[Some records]
━━━━━━━━
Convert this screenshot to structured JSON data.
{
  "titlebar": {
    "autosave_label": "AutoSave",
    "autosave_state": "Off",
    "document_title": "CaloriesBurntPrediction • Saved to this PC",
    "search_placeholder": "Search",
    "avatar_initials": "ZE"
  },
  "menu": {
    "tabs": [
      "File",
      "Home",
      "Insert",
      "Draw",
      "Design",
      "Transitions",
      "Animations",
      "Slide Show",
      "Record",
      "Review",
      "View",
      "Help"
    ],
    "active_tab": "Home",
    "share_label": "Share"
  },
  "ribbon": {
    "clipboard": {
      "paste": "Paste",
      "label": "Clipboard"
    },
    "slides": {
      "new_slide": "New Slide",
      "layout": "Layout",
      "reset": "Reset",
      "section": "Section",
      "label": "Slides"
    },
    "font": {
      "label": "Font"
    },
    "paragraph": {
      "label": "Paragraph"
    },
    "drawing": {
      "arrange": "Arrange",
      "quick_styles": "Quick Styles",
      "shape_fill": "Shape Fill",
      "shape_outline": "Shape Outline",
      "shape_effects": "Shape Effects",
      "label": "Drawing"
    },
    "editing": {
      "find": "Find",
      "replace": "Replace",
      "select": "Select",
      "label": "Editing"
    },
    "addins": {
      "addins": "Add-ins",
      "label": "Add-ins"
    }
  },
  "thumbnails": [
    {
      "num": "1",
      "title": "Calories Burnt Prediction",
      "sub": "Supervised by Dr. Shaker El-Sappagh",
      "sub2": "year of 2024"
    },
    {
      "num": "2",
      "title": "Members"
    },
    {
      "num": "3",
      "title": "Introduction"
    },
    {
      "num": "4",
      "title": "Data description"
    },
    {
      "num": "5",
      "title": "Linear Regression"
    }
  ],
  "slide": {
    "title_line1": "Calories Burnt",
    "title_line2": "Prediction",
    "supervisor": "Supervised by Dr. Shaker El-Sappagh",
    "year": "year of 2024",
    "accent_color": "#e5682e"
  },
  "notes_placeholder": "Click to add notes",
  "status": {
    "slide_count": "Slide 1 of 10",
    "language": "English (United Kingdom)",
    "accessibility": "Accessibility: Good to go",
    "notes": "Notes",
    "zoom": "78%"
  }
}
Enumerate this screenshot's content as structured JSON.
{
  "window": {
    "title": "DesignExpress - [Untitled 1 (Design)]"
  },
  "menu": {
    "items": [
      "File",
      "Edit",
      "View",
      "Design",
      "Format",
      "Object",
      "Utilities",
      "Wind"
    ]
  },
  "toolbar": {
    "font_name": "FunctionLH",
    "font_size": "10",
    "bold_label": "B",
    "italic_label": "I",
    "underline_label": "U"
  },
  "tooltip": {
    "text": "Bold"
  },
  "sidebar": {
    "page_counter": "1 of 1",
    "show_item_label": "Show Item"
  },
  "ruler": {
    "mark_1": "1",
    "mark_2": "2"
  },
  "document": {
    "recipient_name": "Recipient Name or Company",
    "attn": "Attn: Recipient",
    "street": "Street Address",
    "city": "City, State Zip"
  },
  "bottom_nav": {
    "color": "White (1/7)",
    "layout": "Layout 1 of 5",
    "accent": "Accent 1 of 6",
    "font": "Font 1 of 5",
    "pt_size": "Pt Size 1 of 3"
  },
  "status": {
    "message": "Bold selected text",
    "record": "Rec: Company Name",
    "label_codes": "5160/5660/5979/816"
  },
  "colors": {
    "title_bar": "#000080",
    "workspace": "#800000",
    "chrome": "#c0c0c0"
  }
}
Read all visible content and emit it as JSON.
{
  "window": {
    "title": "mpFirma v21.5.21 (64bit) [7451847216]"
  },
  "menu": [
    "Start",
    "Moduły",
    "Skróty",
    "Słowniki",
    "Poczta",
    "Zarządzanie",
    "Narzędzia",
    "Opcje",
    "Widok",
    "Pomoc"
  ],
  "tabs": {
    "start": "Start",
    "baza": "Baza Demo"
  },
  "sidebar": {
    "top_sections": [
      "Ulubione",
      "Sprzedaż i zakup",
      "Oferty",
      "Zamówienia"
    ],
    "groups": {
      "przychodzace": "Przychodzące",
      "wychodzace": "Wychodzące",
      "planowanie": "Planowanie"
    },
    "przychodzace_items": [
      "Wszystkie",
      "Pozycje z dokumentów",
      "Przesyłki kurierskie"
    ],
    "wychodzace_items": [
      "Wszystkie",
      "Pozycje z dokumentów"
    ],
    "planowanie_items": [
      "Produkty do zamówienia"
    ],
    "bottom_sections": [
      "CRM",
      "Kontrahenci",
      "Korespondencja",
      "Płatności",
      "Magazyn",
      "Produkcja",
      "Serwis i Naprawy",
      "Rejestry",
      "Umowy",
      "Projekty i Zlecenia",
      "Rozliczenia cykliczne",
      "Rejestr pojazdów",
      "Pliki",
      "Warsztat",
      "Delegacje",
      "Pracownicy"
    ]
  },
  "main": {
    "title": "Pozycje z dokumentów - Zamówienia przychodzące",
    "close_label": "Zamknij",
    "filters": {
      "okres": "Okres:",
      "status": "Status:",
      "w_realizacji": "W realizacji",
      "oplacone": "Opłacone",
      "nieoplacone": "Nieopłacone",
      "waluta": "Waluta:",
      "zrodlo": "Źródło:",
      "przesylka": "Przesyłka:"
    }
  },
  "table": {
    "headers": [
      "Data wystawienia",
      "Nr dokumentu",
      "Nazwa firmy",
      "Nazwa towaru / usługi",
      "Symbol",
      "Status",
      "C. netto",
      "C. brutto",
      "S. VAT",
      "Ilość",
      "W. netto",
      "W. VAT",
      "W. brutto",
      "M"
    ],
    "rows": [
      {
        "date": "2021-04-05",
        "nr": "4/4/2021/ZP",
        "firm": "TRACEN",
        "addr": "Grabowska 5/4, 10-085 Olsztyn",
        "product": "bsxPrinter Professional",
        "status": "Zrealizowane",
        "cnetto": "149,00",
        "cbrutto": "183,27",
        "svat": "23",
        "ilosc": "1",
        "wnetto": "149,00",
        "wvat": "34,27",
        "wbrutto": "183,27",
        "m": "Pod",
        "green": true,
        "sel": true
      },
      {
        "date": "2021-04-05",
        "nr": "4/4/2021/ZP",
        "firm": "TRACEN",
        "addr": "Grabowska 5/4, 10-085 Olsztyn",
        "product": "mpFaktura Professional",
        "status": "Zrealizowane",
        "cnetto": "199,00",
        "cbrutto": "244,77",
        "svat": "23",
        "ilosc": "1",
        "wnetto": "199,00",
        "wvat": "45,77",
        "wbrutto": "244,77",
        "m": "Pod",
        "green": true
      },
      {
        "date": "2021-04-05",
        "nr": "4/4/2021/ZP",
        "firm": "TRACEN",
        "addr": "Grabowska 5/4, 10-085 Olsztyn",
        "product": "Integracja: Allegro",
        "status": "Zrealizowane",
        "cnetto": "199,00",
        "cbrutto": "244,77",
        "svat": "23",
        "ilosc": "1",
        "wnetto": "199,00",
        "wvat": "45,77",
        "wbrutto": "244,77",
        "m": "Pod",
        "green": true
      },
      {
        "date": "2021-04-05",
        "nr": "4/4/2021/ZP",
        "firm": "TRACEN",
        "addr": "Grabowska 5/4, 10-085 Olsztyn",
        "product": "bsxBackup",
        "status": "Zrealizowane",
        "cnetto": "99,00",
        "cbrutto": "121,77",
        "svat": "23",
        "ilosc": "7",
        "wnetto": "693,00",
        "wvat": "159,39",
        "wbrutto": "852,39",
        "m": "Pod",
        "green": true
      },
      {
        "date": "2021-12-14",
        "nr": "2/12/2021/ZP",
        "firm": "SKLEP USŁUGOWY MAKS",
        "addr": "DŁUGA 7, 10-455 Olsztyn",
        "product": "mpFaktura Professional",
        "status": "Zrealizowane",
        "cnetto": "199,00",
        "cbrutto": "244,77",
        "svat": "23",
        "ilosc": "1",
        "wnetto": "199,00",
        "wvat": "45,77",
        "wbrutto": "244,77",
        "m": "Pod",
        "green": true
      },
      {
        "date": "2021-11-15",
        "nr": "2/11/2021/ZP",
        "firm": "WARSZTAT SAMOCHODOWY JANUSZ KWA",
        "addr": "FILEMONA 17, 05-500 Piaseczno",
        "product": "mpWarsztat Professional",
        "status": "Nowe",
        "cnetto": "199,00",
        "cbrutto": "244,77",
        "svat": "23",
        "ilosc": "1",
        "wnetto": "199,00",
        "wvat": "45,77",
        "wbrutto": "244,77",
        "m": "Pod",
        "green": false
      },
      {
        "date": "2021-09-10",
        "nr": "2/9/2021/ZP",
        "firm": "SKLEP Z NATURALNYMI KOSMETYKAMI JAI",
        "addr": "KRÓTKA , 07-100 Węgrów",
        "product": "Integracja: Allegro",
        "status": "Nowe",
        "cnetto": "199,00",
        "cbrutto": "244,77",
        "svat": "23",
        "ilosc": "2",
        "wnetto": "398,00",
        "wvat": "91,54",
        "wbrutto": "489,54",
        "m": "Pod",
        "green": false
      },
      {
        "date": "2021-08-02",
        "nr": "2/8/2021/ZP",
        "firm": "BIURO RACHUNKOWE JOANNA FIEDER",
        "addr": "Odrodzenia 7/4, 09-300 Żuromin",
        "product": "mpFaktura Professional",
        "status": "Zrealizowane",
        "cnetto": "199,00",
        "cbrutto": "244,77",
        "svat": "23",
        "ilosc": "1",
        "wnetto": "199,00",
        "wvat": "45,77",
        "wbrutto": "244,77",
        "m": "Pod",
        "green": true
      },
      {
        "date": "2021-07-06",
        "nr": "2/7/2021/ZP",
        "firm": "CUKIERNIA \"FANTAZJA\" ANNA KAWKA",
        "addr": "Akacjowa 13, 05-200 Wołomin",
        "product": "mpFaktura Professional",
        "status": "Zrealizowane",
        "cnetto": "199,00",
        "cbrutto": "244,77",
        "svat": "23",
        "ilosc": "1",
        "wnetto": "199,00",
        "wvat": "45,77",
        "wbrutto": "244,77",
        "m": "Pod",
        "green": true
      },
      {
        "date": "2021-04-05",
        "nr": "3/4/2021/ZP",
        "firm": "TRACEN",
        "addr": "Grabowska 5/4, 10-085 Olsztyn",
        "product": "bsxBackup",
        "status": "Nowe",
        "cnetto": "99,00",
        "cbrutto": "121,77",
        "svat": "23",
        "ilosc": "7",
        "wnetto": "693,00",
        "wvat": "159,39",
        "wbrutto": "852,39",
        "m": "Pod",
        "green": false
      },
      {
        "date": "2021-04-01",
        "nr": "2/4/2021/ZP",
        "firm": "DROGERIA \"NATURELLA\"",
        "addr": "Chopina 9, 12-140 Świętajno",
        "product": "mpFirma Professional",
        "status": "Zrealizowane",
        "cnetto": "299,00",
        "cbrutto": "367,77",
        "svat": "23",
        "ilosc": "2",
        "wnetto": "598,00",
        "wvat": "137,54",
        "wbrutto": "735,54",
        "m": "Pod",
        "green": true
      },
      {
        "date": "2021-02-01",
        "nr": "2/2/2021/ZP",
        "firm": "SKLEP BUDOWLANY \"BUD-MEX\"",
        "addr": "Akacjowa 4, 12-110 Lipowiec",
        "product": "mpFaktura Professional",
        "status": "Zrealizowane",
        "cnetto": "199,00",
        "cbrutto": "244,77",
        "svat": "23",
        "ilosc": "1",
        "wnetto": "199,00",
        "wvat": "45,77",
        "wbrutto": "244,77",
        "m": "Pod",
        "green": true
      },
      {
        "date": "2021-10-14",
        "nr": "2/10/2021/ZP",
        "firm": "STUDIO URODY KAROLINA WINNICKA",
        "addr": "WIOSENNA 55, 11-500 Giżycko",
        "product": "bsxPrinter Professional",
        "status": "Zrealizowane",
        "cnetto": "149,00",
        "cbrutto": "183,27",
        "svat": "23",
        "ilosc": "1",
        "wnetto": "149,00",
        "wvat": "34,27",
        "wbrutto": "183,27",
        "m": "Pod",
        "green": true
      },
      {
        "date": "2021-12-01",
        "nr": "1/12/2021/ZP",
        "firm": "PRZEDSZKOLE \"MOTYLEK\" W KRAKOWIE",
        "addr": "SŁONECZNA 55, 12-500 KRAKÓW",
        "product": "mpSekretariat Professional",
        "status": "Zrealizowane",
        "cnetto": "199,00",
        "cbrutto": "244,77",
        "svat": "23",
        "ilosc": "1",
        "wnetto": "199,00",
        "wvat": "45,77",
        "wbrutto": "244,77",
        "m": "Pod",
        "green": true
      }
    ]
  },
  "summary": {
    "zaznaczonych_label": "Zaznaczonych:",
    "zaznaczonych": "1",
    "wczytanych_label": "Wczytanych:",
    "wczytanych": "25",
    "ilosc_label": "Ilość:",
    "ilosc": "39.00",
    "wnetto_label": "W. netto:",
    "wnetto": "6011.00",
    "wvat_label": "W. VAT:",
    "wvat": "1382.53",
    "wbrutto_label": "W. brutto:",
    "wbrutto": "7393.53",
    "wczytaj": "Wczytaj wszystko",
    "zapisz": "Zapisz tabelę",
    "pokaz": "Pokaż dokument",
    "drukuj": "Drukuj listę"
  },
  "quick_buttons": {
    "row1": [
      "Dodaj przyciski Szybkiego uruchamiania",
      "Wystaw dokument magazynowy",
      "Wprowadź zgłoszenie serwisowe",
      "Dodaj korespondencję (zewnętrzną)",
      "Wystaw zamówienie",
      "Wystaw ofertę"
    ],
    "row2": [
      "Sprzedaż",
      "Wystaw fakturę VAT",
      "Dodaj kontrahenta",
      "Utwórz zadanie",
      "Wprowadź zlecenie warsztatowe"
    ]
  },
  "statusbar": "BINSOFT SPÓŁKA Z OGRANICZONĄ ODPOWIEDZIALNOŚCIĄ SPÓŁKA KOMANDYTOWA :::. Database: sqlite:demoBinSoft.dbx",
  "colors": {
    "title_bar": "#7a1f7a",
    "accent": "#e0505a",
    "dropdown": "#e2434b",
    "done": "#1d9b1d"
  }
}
━━━━━━━━
● DIRECTIONS
Copy all lines from the data that hold the word "Akacjowa".

● ANSWER IN FULL
        "addr": "Akacjowa 13, 05-200 Wołomin",
        "addr": "Akacjowa 4, 12-110 Lipowiec",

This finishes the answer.